[start RECORDS SUPPLIED]
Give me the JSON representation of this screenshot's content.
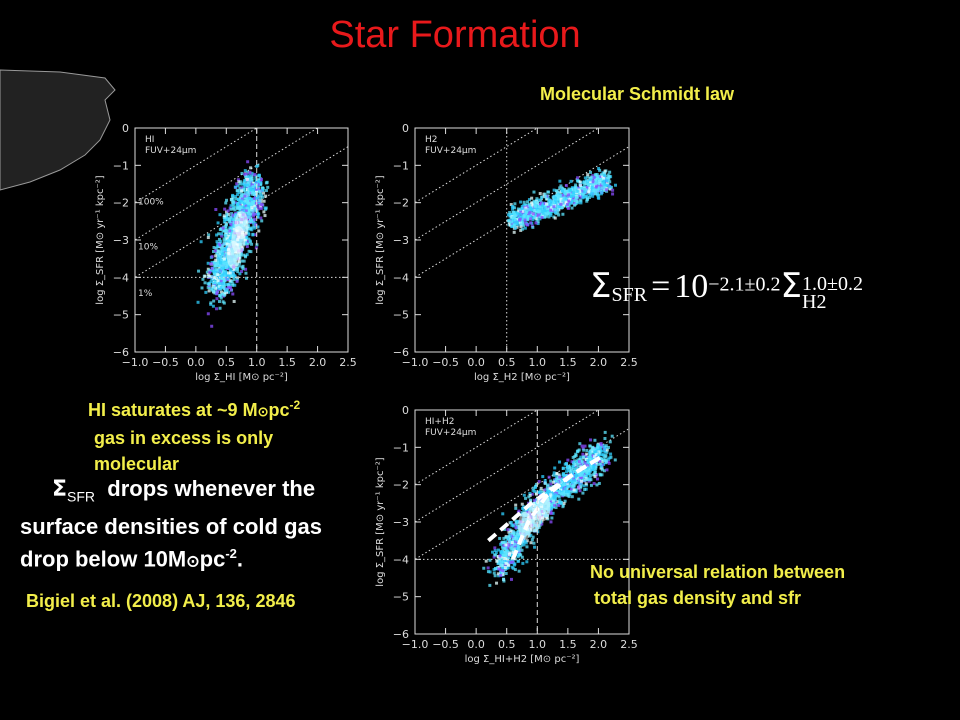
{
  "slide": {
    "title": "Star Formation",
    "molecular_label": "Molecular Schmidt law",
    "equation": {
      "lhs": "Σ",
      "lhs_sub": "SFR",
      "eq": "=",
      "base": "10",
      "exp": "−2.1±0.2",
      "sigma": "Σ",
      "sup": "1.0±0.2",
      "sub": "H2"
    },
    "hi_note_1a": "HI saturates at ~9 M",
    "hi_note_1b": "pc",
    "hi_note_1c": "-2",
    "hi_note_2": "gas in excess is only",
    "hi_note_3": "molecular",
    "drop_sigma": "Σ",
    "drop_sub": "SFR",
    "drop_1": "drop",
    "drop_1b": "s whenever the",
    "drop_2": "surface densities of cold gas",
    "drop_3a": "drop below 10M",
    "drop_3b": "pc",
    "drop_3c": "-2",
    "drop_3d": ".",
    "sun_symbol": "⊙",
    "reference": "Bigiel et al. (2008) AJ, 136, 2846",
    "no_universal_1": "No universal relation between",
    "no_universal_2": "total gas density and sfr"
  },
  "chart_data": [
    {
      "type": "heatmap",
      "panel_label": [
        "HI",
        "FUV+24μm"
      ],
      "xlabel": "log Σ_HI [M⊙ pc⁻²]",
      "ylabel": "log Σ_SFR [M⊙ yr⁻¹ kpc⁻²]",
      "xlim": [
        -1.0,
        2.5
      ],
      "ylim": [
        -6,
        0
      ],
      "x_ticks": [
        "−1.0",
        "−0.5",
        "0.0",
        "0.5",
        "1.0",
        "1.5",
        "2.0",
        "2.5"
      ],
      "y_ticks": [
        "0",
        "−1",
        "−2",
        "−3",
        "−4",
        "−5",
        "−6"
      ],
      "efficiency_labels": [
        "100%",
        "10%",
        "1%"
      ],
      "vertical_line_x": 1.0,
      "horizontal_line_y": -4.0
    },
    {
      "type": "heatmap",
      "panel_label": [
        "H2",
        "FUV+24μm"
      ],
      "xlabel": "log Σ_H2 [M⊙ pc⁻²]",
      "ylabel": "log Σ_SFR [M⊙ yr⁻¹ kpc⁻²]",
      "xlim": [
        -1.0,
        2.5
      ],
      "ylim": [
        -6,
        0
      ],
      "x_ticks": [
        "−1.0",
        "−0.5",
        "0.0",
        "0.5",
        "1.0",
        "1.5",
        "2.0",
        "2.5"
      ],
      "y_ticks": [
        "0",
        "−1",
        "−2",
        "−3",
        "−4",
        "−5",
        "−6"
      ],
      "vertical_line_x": 0.5
    },
    {
      "type": "heatmap",
      "panel_label": [
        "HI+H2",
        "FUV+24μm"
      ],
      "xlabel": "log Σ_HI+H2 [M⊙ pc⁻²]",
      "ylabel": "log Σ_SFR [M⊙ yr⁻¹ kpc⁻²]",
      "xlim": [
        -1.0,
        2.5
      ],
      "ylim": [
        -6,
        0
      ],
      "x_ticks": [
        "−1.0",
        "−0.5",
        "0.0",
        "0.5",
        "1.0",
        "1.5",
        "2.0",
        "2.5"
      ],
      "y_ticks": [
        "0",
        "−1",
        "−2",
        "−3",
        "−4",
        "−5",
        "−6"
      ],
      "vertical_line_x": 1.0,
      "horizontal_line_y": -4.0
    }
  ]
}
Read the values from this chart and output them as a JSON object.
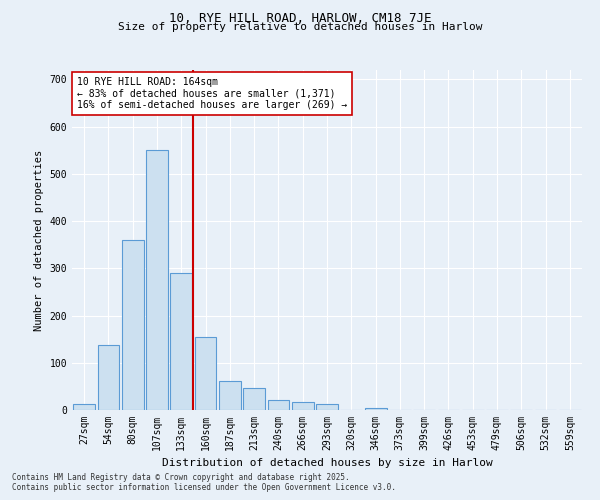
{
  "title1": "10, RYE HILL ROAD, HARLOW, CM18 7JE",
  "title2": "Size of property relative to detached houses in Harlow",
  "xlabel": "Distribution of detached houses by size in Harlow",
  "ylabel": "Number of detached properties",
  "categories": [
    "27sqm",
    "54sqm",
    "80sqm",
    "107sqm",
    "133sqm",
    "160sqm",
    "187sqm",
    "213sqm",
    "240sqm",
    "266sqm",
    "293sqm",
    "320sqm",
    "346sqm",
    "373sqm",
    "399sqm",
    "426sqm",
    "453sqm",
    "479sqm",
    "506sqm",
    "532sqm",
    "559sqm"
  ],
  "values": [
    12,
    138,
    360,
    550,
    290,
    155,
    62,
    46,
    22,
    16,
    12,
    0,
    5,
    0,
    0,
    0,
    0,
    0,
    0,
    0,
    0
  ],
  "bar_color": "#cce0f0",
  "bar_edge_color": "#5b9bd5",
  "property_line_x": 4.5,
  "line_color": "#cc0000",
  "annotation_text": "10 RYE HILL ROAD: 164sqm\n← 83% of detached houses are smaller (1,371)\n16% of semi-detached houses are larger (269) →",
  "annotation_box_color": "#ffffff",
  "annotation_box_edge": "#cc0000",
  "footer1": "Contains HM Land Registry data © Crown copyright and database right 2025.",
  "footer2": "Contains public sector information licensed under the Open Government Licence v3.0.",
  "bg_color": "#e8f0f8",
  "ylim": [
    0,
    720
  ],
  "yticks": [
    0,
    100,
    200,
    300,
    400,
    500,
    600,
    700
  ],
  "title1_fontsize": 9,
  "title2_fontsize": 8,
  "ylabel_fontsize": 7.5,
  "xlabel_fontsize": 8,
  "tick_fontsize": 7,
  "ann_fontsize": 7,
  "footer_fontsize": 5.5
}
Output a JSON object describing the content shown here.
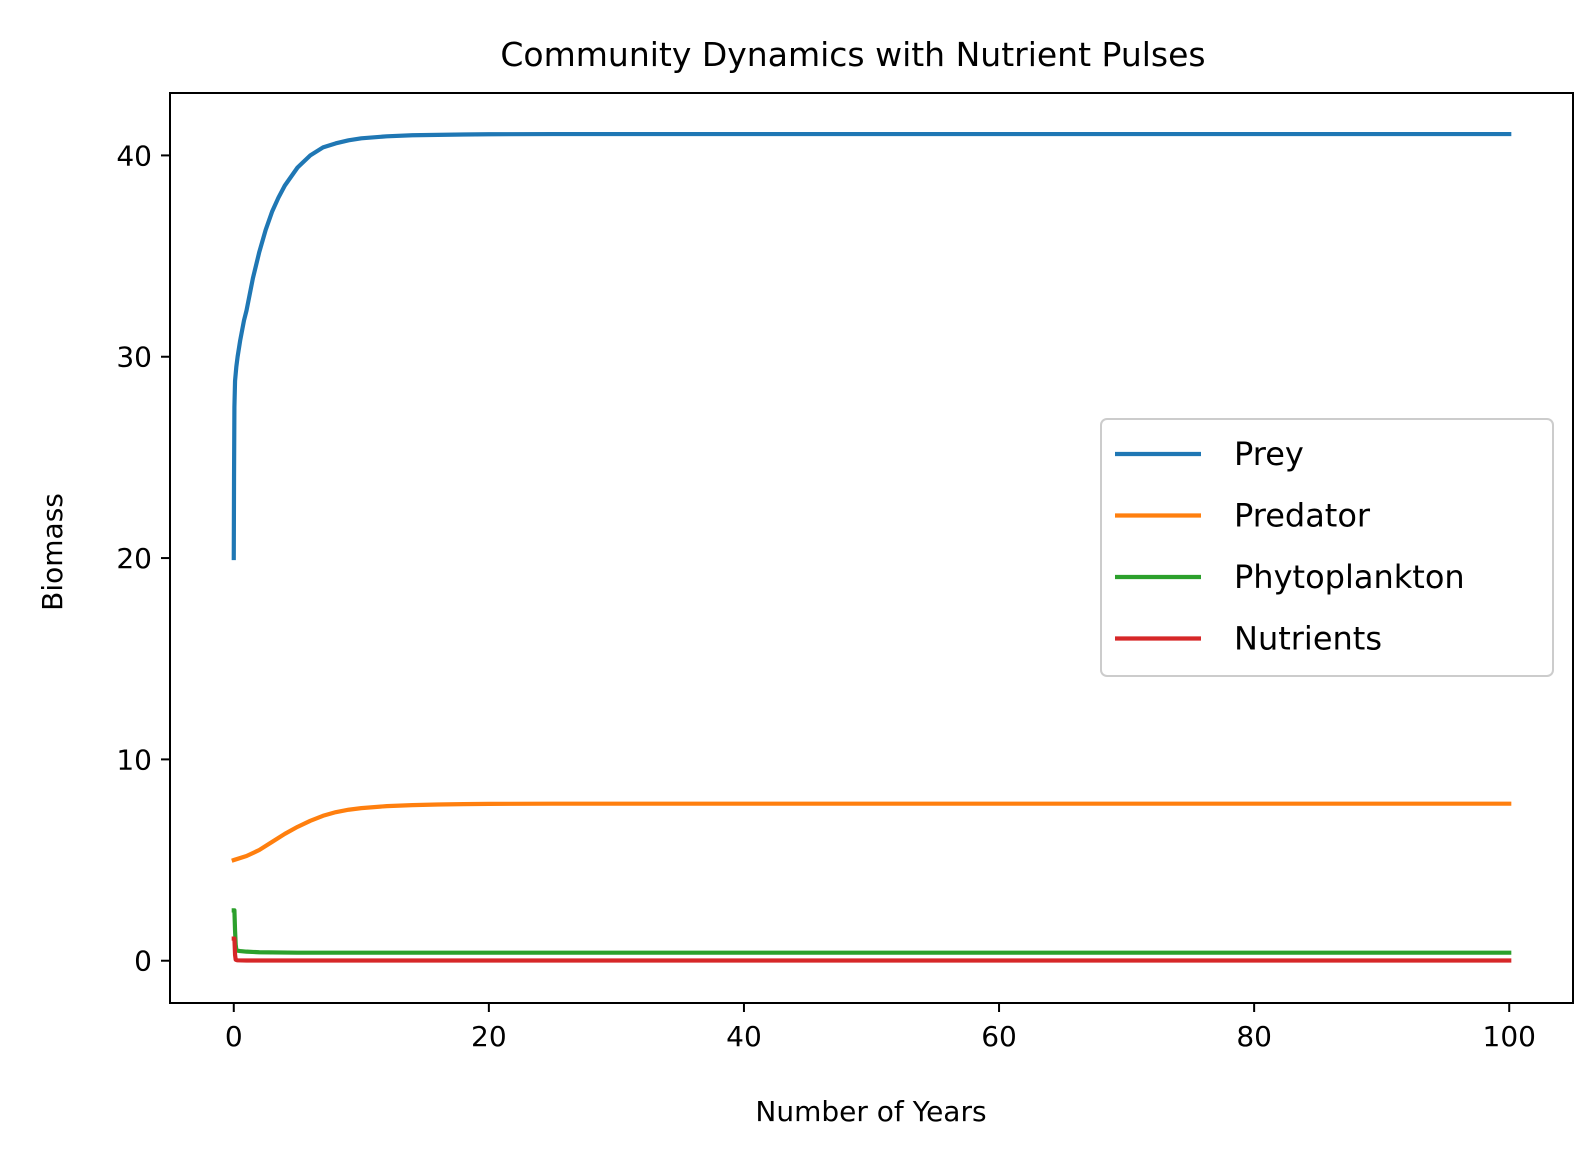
{
  "chart_data": {
    "type": "line",
    "title": "Community Dynamics with Nutrient Pulses",
    "xlabel": "Number of Years",
    "ylabel": "Biomass",
    "xlim": [
      -5,
      105
    ],
    "ylim": [
      -2.1,
      43.1
    ],
    "xticks": [
      0,
      20,
      40,
      60,
      80,
      100
    ],
    "xtick_labels": [
      "0",
      "20",
      "40",
      "60",
      "80",
      "100"
    ],
    "yticks": [
      0,
      10,
      20,
      30,
      40
    ],
    "ytick_labels": [
      "0",
      "10",
      "20",
      "30",
      "40"
    ],
    "grid": false,
    "legend_position": "center-right",
    "series": [
      {
        "name": "Prey",
        "color": "#1f77b4",
        "x": [
          0,
          0.02,
          0.05,
          0.1,
          0.2,
          0.3,
          0.5,
          0.8,
          1,
          1.5,
          2,
          2.5,
          3,
          3.5,
          4,
          5,
          6,
          7,
          8,
          9,
          10,
          12,
          14,
          16,
          18,
          20,
          25,
          30,
          40,
          50,
          60,
          70,
          80,
          90,
          100
        ],
        "y": [
          20,
          24,
          27.5,
          28.8,
          29.5,
          30,
          30.8,
          31.8,
          32.3,
          33.9,
          35.2,
          36.3,
          37.2,
          37.9,
          38.5,
          39.4,
          40.0,
          40.4,
          40.6,
          40.75,
          40.85,
          40.95,
          41.0,
          41.02,
          41.04,
          41.05,
          41.06,
          41.06,
          41.06,
          41.06,
          41.06,
          41.06,
          41.06,
          41.06,
          41.06
        ]
      },
      {
        "name": "Predator",
        "color": "#ff7f0e",
        "x": [
          0,
          1,
          2,
          3,
          4,
          5,
          6,
          7,
          8,
          9,
          10,
          12,
          14,
          16,
          18,
          20,
          25,
          30,
          40,
          50,
          60,
          70,
          80,
          90,
          100
        ],
        "y": [
          5.0,
          5.2,
          5.5,
          5.9,
          6.3,
          6.65,
          6.95,
          7.2,
          7.38,
          7.5,
          7.58,
          7.68,
          7.73,
          7.76,
          7.78,
          7.79,
          7.8,
          7.8,
          7.8,
          7.8,
          7.8,
          7.8,
          7.8,
          7.8,
          7.8
        ]
      },
      {
        "name": "Phytoplankton",
        "color": "#2ca02c",
        "x": [
          0,
          0.05,
          0.1,
          0.15,
          0.2,
          0.3,
          0.5,
          1,
          2,
          5,
          10,
          20,
          40,
          60,
          80,
          100
        ],
        "y": [
          2.5,
          2.5,
          1.5,
          0.8,
          0.55,
          0.5,
          0.48,
          0.45,
          0.42,
          0.4,
          0.4,
          0.4,
          0.4,
          0.4,
          0.4,
          0.4
        ]
      },
      {
        "name": "Nutrients",
        "color": "#d62728",
        "x": [
          0,
          0.05,
          0.1,
          0.15,
          0.3,
          1,
          5,
          20,
          40,
          60,
          80,
          100
        ],
        "y": [
          1.1,
          1.1,
          0.3,
          0.05,
          0.02,
          0.01,
          0.01,
          0.01,
          0.01,
          0.01,
          0.01,
          0.01
        ]
      }
    ]
  }
}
[end RECORDS SUPPLIED]
In the records above, find each line holding "this" and copy it.

Give me the JSON representation of this screenshot's content.
Read the values from this chart and output them as a JSON object.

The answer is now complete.